Begin Exercise material

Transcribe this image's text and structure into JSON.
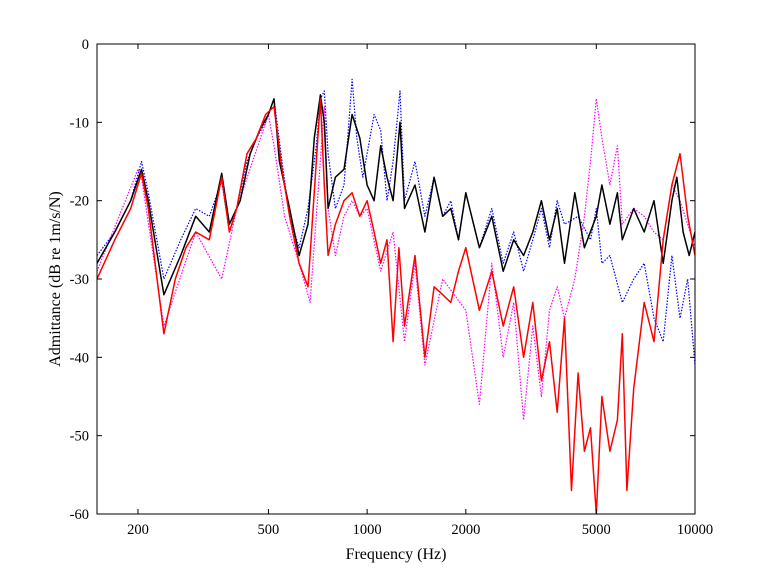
{
  "chart_data": {
    "type": "line",
    "title": "",
    "xlabel": "Frequency (Hz)",
    "ylabel": "Admittance (dB re 1m/s/N)",
    "xscale": "log",
    "xlim": [
      150,
      10000
    ],
    "ylim": [
      -60,
      0
    ],
    "grid": false,
    "legend": "none",
    "x_ticks": [
      {
        "value": 200,
        "label": "200"
      },
      {
        "value": 500,
        "label": "500"
      },
      {
        "value": 1000,
        "label": "1000"
      },
      {
        "value": 2000,
        "label": "2000"
      },
      {
        "value": 5000,
        "label": "5000"
      },
      {
        "value": 10000,
        "label": "10000"
      }
    ],
    "y_ticks": [
      {
        "value": 0,
        "label": "0"
      },
      {
        "value": -10,
        "label": "-10"
      },
      {
        "value": -20,
        "label": "-20"
      },
      {
        "value": -30,
        "label": "-30"
      },
      {
        "value": -40,
        "label": "-40"
      },
      {
        "value": -50,
        "label": "-50"
      },
      {
        "value": -60,
        "label": "-60"
      }
    ],
    "series": [
      {
        "color": "#0000ff",
        "style": "dotted",
        "x": [
          150,
          170,
          190,
          205,
          215,
          240,
          270,
          300,
          330,
          360,
          380,
          400,
          430,
          460,
          490,
          520,
          550,
          580,
          620,
          660,
          700,
          720,
          740,
          760,
          800,
          850,
          880,
          900,
          930,
          970,
          1000,
          1050,
          1100,
          1150,
          1200,
          1230,
          1260,
          1300,
          1400,
          1500,
          1600,
          1700,
          1800,
          1900,
          2000,
          2200,
          2400,
          2600,
          2800,
          3000,
          3200,
          3400,
          3600,
          3800,
          4000,
          4400,
          4800,
          5000,
          5200,
          5500,
          6000,
          6500,
          7000,
          7500,
          8000,
          8500,
          9000,
          9500,
          10000
        ],
        "y": [
          -27,
          -24,
          -20,
          -15,
          -19,
          -30,
          -25,
          -21,
          -22,
          -17.5,
          -24,
          -21,
          -15,
          -12,
          -10,
          -7,
          -15,
          -22,
          -26,
          -21,
          -13,
          -7,
          -6,
          -14,
          -21,
          -18,
          -10,
          -4.5,
          -12,
          -17,
          -14,
          -9,
          -11,
          -20,
          -15,
          -10.5,
          -6,
          -20,
          -15,
          -22,
          -17,
          -22,
          -20,
          -25,
          -19,
          -26,
          -21,
          -28,
          -24,
          -29,
          -25,
          -21,
          -26,
          -20,
          -23,
          -22,
          -25,
          -21,
          -28,
          -27,
          -33,
          -30,
          -28,
          -35,
          -38,
          -27,
          -35,
          -30,
          -41
        ]
      },
      {
        "color": "#ff00ff",
        "style": "dotted",
        "x": [
          150,
          200,
          205,
          240,
          300,
          360,
          400,
          500,
          520,
          560,
          620,
          670,
          700,
          740,
          760,
          800,
          850,
          900,
          950,
          1000,
          1100,
          1200,
          1300,
          1400,
          1500,
          1700,
          2000,
          2200,
          2400,
          2600,
          2800,
          3000,
          3200,
          3400,
          3600,
          3800,
          4000,
          4300,
          4600,
          4800,
          5000,
          5200,
          5500,
          5800,
          6000,
          6500,
          7000,
          7500,
          8000,
          8500,
          9000,
          9500,
          10000
        ],
        "y": [
          -29,
          -16,
          -17,
          -36,
          -24,
          -30,
          -21,
          -9,
          -13,
          -22,
          -28,
          -33,
          -22,
          -8,
          -21,
          -27,
          -22,
          -20,
          -22,
          -21,
          -29,
          -24,
          -38,
          -28,
          -41,
          -30,
          -34,
          -46,
          -28,
          -40,
          -33,
          -48,
          -36,
          -45,
          -34,
          -31,
          -35,
          -30,
          -22,
          -15,
          -7,
          -12,
          -18,
          -13,
          -23,
          -21,
          -22,
          -24,
          -25,
          -18,
          -20,
          -23,
          -26
        ]
      },
      {
        "color": "#000000",
        "style": "solid",
        "x": [
          150,
          170,
          190,
          205,
          215,
          240,
          270,
          300,
          330,
          360,
          380,
          410,
          440,
          470,
          500,
          520,
          540,
          580,
          620,
          660,
          690,
          720,
          740,
          760,
          800,
          850,
          900,
          950,
          1000,
          1050,
          1100,
          1150,
          1200,
          1230,
          1260,
          1300,
          1400,
          1500,
          1600,
          1700,
          1800,
          1900,
          2000,
          2200,
          2400,
          2600,
          2800,
          3000,
          3200,
          3400,
          3600,
          3800,
          4000,
          4300,
          4600,
          5000,
          5200,
          5500,
          5800,
          6000,
          6500,
          7000,
          7500,
          8000,
          8500,
          8800,
          9200,
          9600,
          10000
        ],
        "y": [
          -28,
          -24,
          -20,
          -16,
          -20,
          -32,
          -27,
          -22,
          -24,
          -16.5,
          -23,
          -20,
          -14,
          -11,
          -9,
          -7,
          -15,
          -21,
          -27,
          -23,
          -12,
          -6.5,
          -10,
          -21,
          -17,
          -16,
          -9,
          -12,
          -18,
          -20,
          -13,
          -17,
          -20,
          -15,
          -10,
          -21,
          -18,
          -24,
          -17,
          -22,
          -21,
          -25,
          -19,
          -26,
          -22,
          -29,
          -25,
          -27,
          -24,
          -20,
          -25,
          -21,
          -28,
          -19,
          -26,
          -22,
          -18,
          -23,
          -19,
          -25,
          -21,
          -24,
          -20,
          -28,
          -20,
          -17,
          -24,
          -27,
          -24
        ]
      },
      {
        "color": "#ff0000",
        "style": "solid",
        "x": [
          150,
          170,
          190,
          205,
          215,
          240,
          260,
          280,
          300,
          330,
          360,
          380,
          400,
          430,
          460,
          490,
          520,
          550,
          580,
          620,
          660,
          700,
          720,
          740,
          760,
          800,
          850,
          900,
          950,
          1000,
          1050,
          1100,
          1150,
          1200,
          1250,
          1300,
          1400,
          1500,
          1600,
          1700,
          1800,
          1900,
          2000,
          2200,
          2400,
          2600,
          2800,
          3000,
          3200,
          3400,
          3600,
          3800,
          4000,
          4200,
          4400,
          4600,
          4800,
          5000,
          5200,
          5500,
          5800,
          6000,
          6200,
          6500,
          7000,
          7500,
          8000,
          8500,
          9000,
          9500,
          10000
        ],
        "y": [
          -30,
          -25,
          -21,
          -16.5,
          -21,
          -37,
          -30,
          -26,
          -24,
          -25,
          -17,
          -24,
          -21,
          -14,
          -12,
          -9,
          -8,
          -16,
          -22,
          -28,
          -31,
          -15,
          -7,
          -18,
          -27,
          -23,
          -20,
          -19,
          -22,
          -20,
          -24,
          -28,
          -25,
          -38,
          -26,
          -36,
          -27,
          -40,
          -31,
          -32,
          -33,
          -29,
          -26,
          -34,
          -29,
          -36,
          -31,
          -40,
          -33,
          -43,
          -38,
          -47,
          -35,
          -57,
          -42,
          -52,
          -49,
          -60,
          -45,
          -52,
          -48,
          -37,
          -57,
          -44,
          -33,
          -38,
          -25,
          -18,
          -14,
          -22,
          -27
        ]
      }
    ]
  }
}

End Exercise material

Every line above should be returned word for word, with the pictures left behind.

Correct output:
Transcribe this image's text and structure into JSON.
{
  "chart_data": {
    "type": "line",
    "title": "",
    "xlabel": "Frequency (Hz)",
    "ylabel": "Admittance (dB re 1m/s/N)",
    "xscale": "log",
    "xlim": [
      150,
      10000
    ],
    "ylim": [
      -60,
      0
    ],
    "grid": false,
    "legend": "none",
    "x_ticks": [
      {
        "value": 200,
        "label": "200"
      },
      {
        "value": 500,
        "label": "500"
      },
      {
        "value": 1000,
        "label": "1000"
      },
      {
        "value": 2000,
        "label": "2000"
      },
      {
        "value": 5000,
        "label": "5000"
      },
      {
        "value": 10000,
        "label": "10000"
      }
    ],
    "y_ticks": [
      {
        "value": 0,
        "label": "0"
      },
      {
        "value": -10,
        "label": "-10"
      },
      {
        "value": -20,
        "label": "-20"
      },
      {
        "value": -30,
        "label": "-30"
      },
      {
        "value": -40,
        "label": "-40"
      },
      {
        "value": -50,
        "label": "-50"
      },
      {
        "value": -60,
        "label": "-60"
      }
    ],
    "series": [
      {
        "color": "#0000ff",
        "style": "dotted",
        "x": [
          150,
          170,
          190,
          205,
          215,
          240,
          270,
          300,
          330,
          360,
          380,
          400,
          430,
          460,
          490,
          520,
          550,
          580,
          620,
          660,
          700,
          720,
          740,
          760,
          800,
          850,
          880,
          900,
          930,
          970,
          1000,
          1050,
          1100,
          1150,
          1200,
          1230,
          1260,
          1300,
          1400,
          1500,
          1600,
          1700,
          1800,
          1900,
          2000,
          2200,
          2400,
          2600,
          2800,
          3000,
          3200,
          3400,
          3600,
          3800,
          4000,
          4400,
          4800,
          5000,
          5200,
          5500,
          6000,
          6500,
          7000,
          7500,
          8000,
          8500,
          9000,
          9500,
          10000
        ],
        "y": [
          -27,
          -24,
          -20,
          -15,
          -19,
          -30,
          -25,
          -21,
          -22,
          -17.5,
          -24,
          -21,
          -15,
          -12,
          -10,
          -7,
          -15,
          -22,
          -26,
          -21,
          -13,
          -7,
          -6,
          -14,
          -21,
          -18,
          -10,
          -4.5,
          -12,
          -17,
          -14,
          -9,
          -11,
          -20,
          -15,
          -10.5,
          -6,
          -20,
          -15,
          -22,
          -17,
          -22,
          -20,
          -25,
          -19,
          -26,
          -21,
          -28,
          -24,
          -29,
          -25,
          -21,
          -26,
          -20,
          -23,
          -22,
          -25,
          -21,
          -28,
          -27,
          -33,
          -30,
          -28,
          -35,
          -38,
          -27,
          -35,
          -30,
          -41
        ]
      },
      {
        "color": "#ff00ff",
        "style": "dotted",
        "x": [
          150,
          200,
          205,
          240,
          300,
          360,
          400,
          500,
          520,
          560,
          620,
          670,
          700,
          740,
          760,
          800,
          850,
          900,
          950,
          1000,
          1100,
          1200,
          1300,
          1400,
          1500,
          1700,
          2000,
          2200,
          2400,
          2600,
          2800,
          3000,
          3200,
          3400,
          3600,
          3800,
          4000,
          4300,
          4600,
          4800,
          5000,
          5200,
          5500,
          5800,
          6000,
          6500,
          7000,
          7500,
          8000,
          8500,
          9000,
          9500,
          10000
        ],
        "y": [
          -29,
          -16,
          -17,
          -36,
          -24,
          -30,
          -21,
          -9,
          -13,
          -22,
          -28,
          -33,
          -22,
          -8,
          -21,
          -27,
          -22,
          -20,
          -22,
          -21,
          -29,
          -24,
          -38,
          -28,
          -41,
          -30,
          -34,
          -46,
          -28,
          -40,
          -33,
          -48,
          -36,
          -45,
          -34,
          -31,
          -35,
          -30,
          -22,
          -15,
          -7,
          -12,
          -18,
          -13,
          -23,
          -21,
          -22,
          -24,
          -25,
          -18,
          -20,
          -23,
          -26
        ]
      },
      {
        "color": "#000000",
        "style": "solid",
        "x": [
          150,
          170,
          190,
          205,
          215,
          240,
          270,
          300,
          330,
          360,
          380,
          410,
          440,
          470,
          500,
          520,
          540,
          580,
          620,
          660,
          690,
          720,
          740,
          760,
          800,
          850,
          900,
          950,
          1000,
          1050,
          1100,
          1150,
          1200,
          1230,
          1260,
          1300,
          1400,
          1500,
          1600,
          1700,
          1800,
          1900,
          2000,
          2200,
          2400,
          2600,
          2800,
          3000,
          3200,
          3400,
          3600,
          3800,
          4000,
          4300,
          4600,
          5000,
          5200,
          5500,
          5800,
          6000,
          6500,
          7000,
          7500,
          8000,
          8500,
          8800,
          9200,
          9600,
          10000
        ],
        "y": [
          -28,
          -24,
          -20,
          -16,
          -20,
          -32,
          -27,
          -22,
          -24,
          -16.5,
          -23,
          -20,
          -14,
          -11,
          -9,
          -7,
          -15,
          -21,
          -27,
          -23,
          -12,
          -6.5,
          -10,
          -21,
          -17,
          -16,
          -9,
          -12,
          -18,
          -20,
          -13,
          -17,
          -20,
          -15,
          -10,
          -21,
          -18,
          -24,
          -17,
          -22,
          -21,
          -25,
          -19,
          -26,
          -22,
          -29,
          -25,
          -27,
          -24,
          -20,
          -25,
          -21,
          -28,
          -19,
          -26,
          -22,
          -18,
          -23,
          -19,
          -25,
          -21,
          -24,
          -20,
          -28,
          -20,
          -17,
          -24,
          -27,
          -24
        ]
      },
      {
        "color": "#ff0000",
        "style": "solid",
        "x": [
          150,
          170,
          190,
          205,
          215,
          240,
          260,
          280,
          300,
          330,
          360,
          380,
          400,
          430,
          460,
          490,
          520,
          550,
          580,
          620,
          660,
          700,
          720,
          740,
          760,
          800,
          850,
          900,
          950,
          1000,
          1050,
          1100,
          1150,
          1200,
          1250,
          1300,
          1400,
          1500,
          1600,
          1700,
          1800,
          1900,
          2000,
          2200,
          2400,
          2600,
          2800,
          3000,
          3200,
          3400,
          3600,
          3800,
          4000,
          4200,
          4400,
          4600,
          4800,
          5000,
          5200,
          5500,
          5800,
          6000,
          6200,
          6500,
          7000,
          7500,
          8000,
          8500,
          9000,
          9500,
          10000
        ],
        "y": [
          -30,
          -25,
          -21,
          -16.5,
          -21,
          -37,
          -30,
          -26,
          -24,
          -25,
          -17,
          -24,
          -21,
          -14,
          -12,
          -9,
          -8,
          -16,
          -22,
          -28,
          -31,
          -15,
          -7,
          -18,
          -27,
          -23,
          -20,
          -19,
          -22,
          -20,
          -24,
          -28,
          -25,
          -38,
          -26,
          -36,
          -27,
          -40,
          -31,
          -32,
          -33,
          -29,
          -26,
          -34,
          -29,
          -36,
          -31,
          -40,
          -33,
          -43,
          -38,
          -47,
          -35,
          -57,
          -42,
          -52,
          -49,
          -60,
          -45,
          -52,
          -48,
          -37,
          -57,
          -44,
          -33,
          -38,
          -25,
          -18,
          -14,
          -22,
          -27
        ]
      }
    ]
  }
}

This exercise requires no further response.